(Records from a data source)
◇ ◇ ◇ ◇ ◇

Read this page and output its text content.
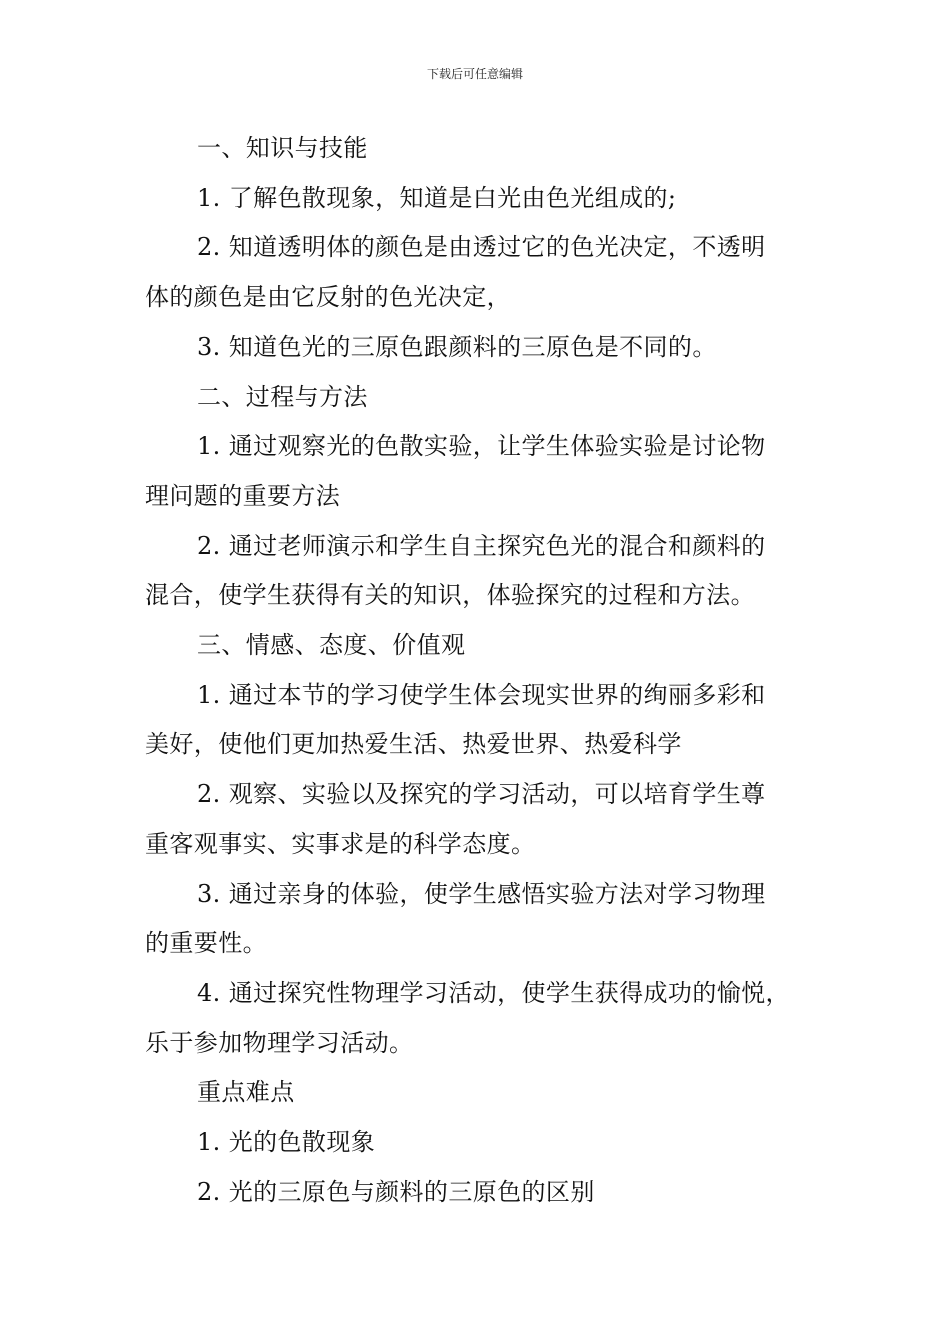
下载后可任意编辑
一、知识与技能
1. 了解色散现象，知道是白光由色光组成的;
2. 知道透明体的颜色是由透过它的色光决定，不透明
体的颜色是由它反射的色光决定，
3. 知道色光的三原色跟颜料的三原色是不同的。
二、过程与方法
1. 通过观察光的色散实验，让学生体验实验是讨论物
理问题的重要方法
2. 通过老师演示和学生自主探究色光的混合和颜料的
混合，使学生获得有关的知识，体验探究的过程和方法。
三、情感、态度、价值观
1. 通过本节的学习使学生体会现实世界的绚丽多彩和
美好，使他们更加热爱生活、热爱世界、热爱科学
2. 观察、实验以及探究的学习活动，可以培育学生尊
重客观事实、实事求是的科学态度。
3. 通过亲身的体验，使学生感悟实验方法对学习物理
的重要性。
4. 通过探究性物理学习活动，使学生获得成功的愉悦，
乐于参加物理学习活动。
重点难点
1. 光的色散现象
2. 光的三原色与颜料的三原色的区别
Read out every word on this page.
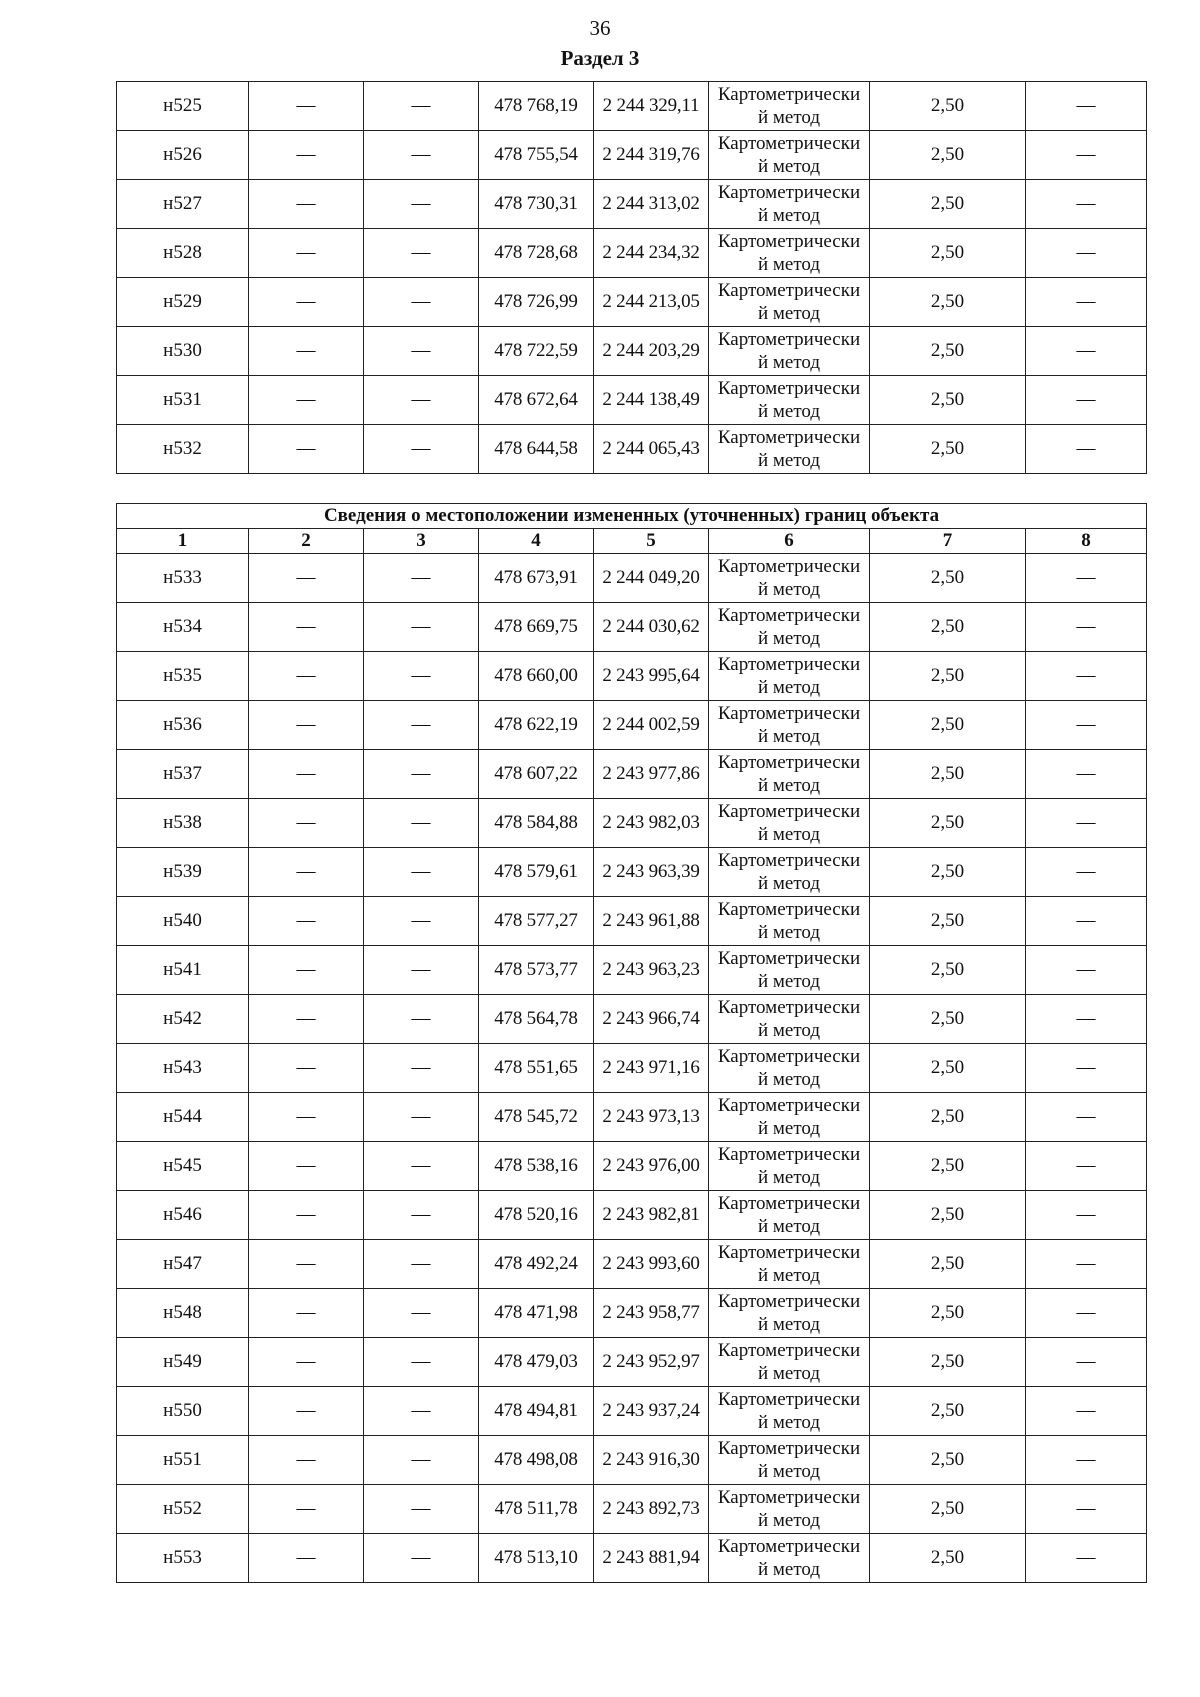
36
Раздел 3
н525	—	—	478 768,19	2 244 329,11	Картометрически
й метод	2,50	—
н526	—	—	478 755,54	2 244 319,76	Картометрически
й метод	2,50	—
н527	—	—	478 730,31	2 244 313,02	Картометрически
й метод	2,50	—
н528	—	—	478 728,68	2 244 234,32	Картометрически
й метод	2,50	—
н529	—	—	478 726,99	2 244 213,05	Картометрически
й метод	2,50	—
н530	—	—	478 722,59	2 244 203,29	Картометрически
й метод	2,50	—
н531	—	—	478 672,64	2 244 138,49	Картометрически
й метод	2,50	—
н532	—	—	478 644,58	2 244 065,43	Картометрически
й метод	2,50	—
Сведения о местоположении измененных (уточненных) границ объекта							
1	2	3	4	5	6	7	8
н533	—	—	478 673,91	2 244 049,20	Картометрически
й метод	2,50	—
н534	—	—	478 669,75	2 244 030,62	Картометрически
й метод	2,50	—
н535	—	—	478 660,00	2 243 995,64	Картометрически
й метод	2,50	—
н536	—	—	478 622,19	2 244 002,59	Картометрически
й метод	2,50	—
н537	—	—	478 607,22	2 243 977,86	Картометрически
й метод	2,50	—
н538	—	—	478 584,88	2 243 982,03	Картометрически
й метод	2,50	—
н539	—	—	478 579,61	2 243 963,39	Картометрически
й метод	2,50	—
н540	—	—	478 577,27	2 243 961,88	Картометрически
й метод	2,50	—
н541	—	—	478 573,77	2 243 963,23	Картометрически
й метод	2,50	—
н542	—	—	478 564,78	2 243 966,74	Картометрически
й метод	2,50	—
н543	—	—	478 551,65	2 243 971,16	Картометрически
й метод	2,50	—
н544	—	—	478 545,72	2 243 973,13	Картометрически
й метод	2,50	—
н545	—	—	478 538,16	2 243 976,00	Картометрически
й метод	2,50	—
н546	—	—	478 520,16	2 243 982,81	Картометрически
й метод	2,50	—
н547	—	—	478 492,24	2 243 993,60	Картометрически
й метод	2,50	—
н548	—	—	478 471,98	2 243 958,77	Картометрически
й метод	2,50	—
н549	—	—	478 479,03	2 243 952,97	Картометрически
й метод	2,50	—
н550	—	—	478 494,81	2 243 937,24	Картометрически
й метод	2,50	—
н551	—	—	478 498,08	2 243 916,30	Картометрически
й метод	2,50	—
н552	—	—	478 511,78	2 243 892,73	Картометрически
й метод	2,50	—
н553	—	—	478 513,10	2 243 881,94	Картометрически
й метод	2,50	—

◇ ◇ ◇ ◇ ◇

GIVEN EXERCISE — Look through the entries and find each line that has the string "Read". Copy those lines.

ANSWER TO THIS EXERCISE —
Read this page and output its text content.
Read out every word on this page.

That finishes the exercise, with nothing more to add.